Instructions for the task — From the entries below, pull out each line where "三个代表" appears.

**** Data to process

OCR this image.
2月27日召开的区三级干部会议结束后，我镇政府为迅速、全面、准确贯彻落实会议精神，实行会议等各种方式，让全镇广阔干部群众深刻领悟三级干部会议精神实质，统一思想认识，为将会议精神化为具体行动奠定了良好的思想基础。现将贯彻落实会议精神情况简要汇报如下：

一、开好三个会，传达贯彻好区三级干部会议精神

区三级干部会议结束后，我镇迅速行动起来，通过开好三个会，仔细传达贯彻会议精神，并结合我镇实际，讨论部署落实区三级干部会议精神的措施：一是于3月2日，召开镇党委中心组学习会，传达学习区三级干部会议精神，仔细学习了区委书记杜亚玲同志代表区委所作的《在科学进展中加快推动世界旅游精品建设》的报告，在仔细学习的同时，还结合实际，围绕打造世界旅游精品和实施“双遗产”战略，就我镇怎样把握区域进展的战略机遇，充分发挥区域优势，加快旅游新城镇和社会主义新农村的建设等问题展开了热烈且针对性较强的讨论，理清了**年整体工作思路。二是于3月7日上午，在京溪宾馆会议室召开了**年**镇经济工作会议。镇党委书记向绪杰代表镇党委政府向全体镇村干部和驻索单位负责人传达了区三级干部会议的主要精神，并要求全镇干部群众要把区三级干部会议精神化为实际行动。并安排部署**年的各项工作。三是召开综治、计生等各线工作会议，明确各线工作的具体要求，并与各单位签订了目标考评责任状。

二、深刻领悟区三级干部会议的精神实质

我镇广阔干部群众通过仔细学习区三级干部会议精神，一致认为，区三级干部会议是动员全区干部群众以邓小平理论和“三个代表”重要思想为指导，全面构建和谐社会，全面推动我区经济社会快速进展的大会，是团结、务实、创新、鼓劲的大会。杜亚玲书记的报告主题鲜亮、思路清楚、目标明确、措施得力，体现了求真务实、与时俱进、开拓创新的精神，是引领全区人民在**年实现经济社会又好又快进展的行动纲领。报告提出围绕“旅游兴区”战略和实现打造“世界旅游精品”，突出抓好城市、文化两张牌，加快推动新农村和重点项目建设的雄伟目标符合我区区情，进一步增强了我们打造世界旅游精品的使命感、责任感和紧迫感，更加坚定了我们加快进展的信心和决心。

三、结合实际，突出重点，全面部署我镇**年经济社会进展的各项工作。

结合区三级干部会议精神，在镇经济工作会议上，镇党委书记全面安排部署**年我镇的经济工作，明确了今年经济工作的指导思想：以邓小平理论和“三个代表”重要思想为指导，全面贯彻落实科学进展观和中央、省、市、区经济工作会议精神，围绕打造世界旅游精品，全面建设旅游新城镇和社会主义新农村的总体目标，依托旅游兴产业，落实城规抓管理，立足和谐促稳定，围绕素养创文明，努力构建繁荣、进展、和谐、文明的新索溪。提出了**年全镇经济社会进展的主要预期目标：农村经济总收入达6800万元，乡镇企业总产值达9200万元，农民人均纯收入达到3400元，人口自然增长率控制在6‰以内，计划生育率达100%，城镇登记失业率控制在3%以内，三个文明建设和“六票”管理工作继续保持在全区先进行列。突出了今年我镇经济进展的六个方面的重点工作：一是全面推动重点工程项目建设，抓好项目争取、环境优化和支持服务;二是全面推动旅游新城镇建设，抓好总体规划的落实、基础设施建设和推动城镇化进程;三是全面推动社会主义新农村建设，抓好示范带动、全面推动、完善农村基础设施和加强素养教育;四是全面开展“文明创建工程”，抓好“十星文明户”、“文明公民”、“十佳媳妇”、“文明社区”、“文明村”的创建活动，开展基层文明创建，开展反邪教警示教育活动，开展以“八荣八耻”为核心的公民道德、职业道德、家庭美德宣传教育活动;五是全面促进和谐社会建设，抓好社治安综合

********

Result of this task —
我镇广阔干部群众通过仔细学习区三级干部会议精神，一致认为，区三级干部会议是动员全区干部群众以邓小平理论和“三个代表”重要思想为指导，全面构建和谐社会，全面推动我区经济社会快速进展的大会，是团结、务实、创新、鼓劲的大会。杜亚玲书记的报告主题鲜亮、思路清楚、目标明确、措施得力，体现了求真务实、与时俱进、开拓创新的精神，是引领全区人民在**年实现经济社会又好又快进展的行动纲领。报告提出围绕“旅游兴区”战略和实现打造“世界旅游精品”，突出抓好城市、文化两张牌，加快推动新农村和重点项目建设的雄伟目标符合我区区情，进一步增强了我们打造世界旅游精品的使命感、责任感和紧迫感，更加坚定了我们加快进展的信心和决心。
结合区三级干部会议精神，在镇经济工作会议上，镇党委书记全面安排部署**年我镇的经济工作，明确了今年经济工作的指导思想：以邓小平理论和“三个代表”重要思想为指导，全面贯彻落实科学进展观和中央、省、市、区经济工作会议精神，围绕打造世界旅游精品，全面建设旅游新城镇和社会主义新农村的总体目标，依托旅游兴产业，落实城规抓管理，立足和谐促稳定，围绕素养创文明，努力构建繁荣、进展、和谐、文明的新索溪。提出了**年全镇经济社会进展的主要预期目标：农村经济总收入达6800万元，乡镇企业总产值达9200万元，农民人均纯收入达到3400元，人口自然增长率控制在6‰以内，计划生育率达100%，城镇登记失业率控制在3%以内，三个文明建设和“六票”管理工作继续保持在全区先进行列。突出了今年我镇经济进展的六个方面的重点工作：一是全面推动重点工程项目建设，抓好项目争取、环境优化和支持服务;二是全面推动旅游新城镇建设，抓好总体规划的落实、基础设施建设和推动城镇化进程;三是全面推动社会主义新农村建设，抓好示范带动、全面推动、完善农村基础设施和加强素养教育;四是全面开展“文明创建工程”，抓好“十星文明户”、“文明公民”、“十佳媳妇”、“文明社区”、“文明村”的创建活动，开展基层文明创建，开展反邪教警示教育活动，开展以“八荣八耻”为核心的公民道德、职业道德、家庭美德宣传教育活动;五是全面促进和谐社会建设，抓好社治安综合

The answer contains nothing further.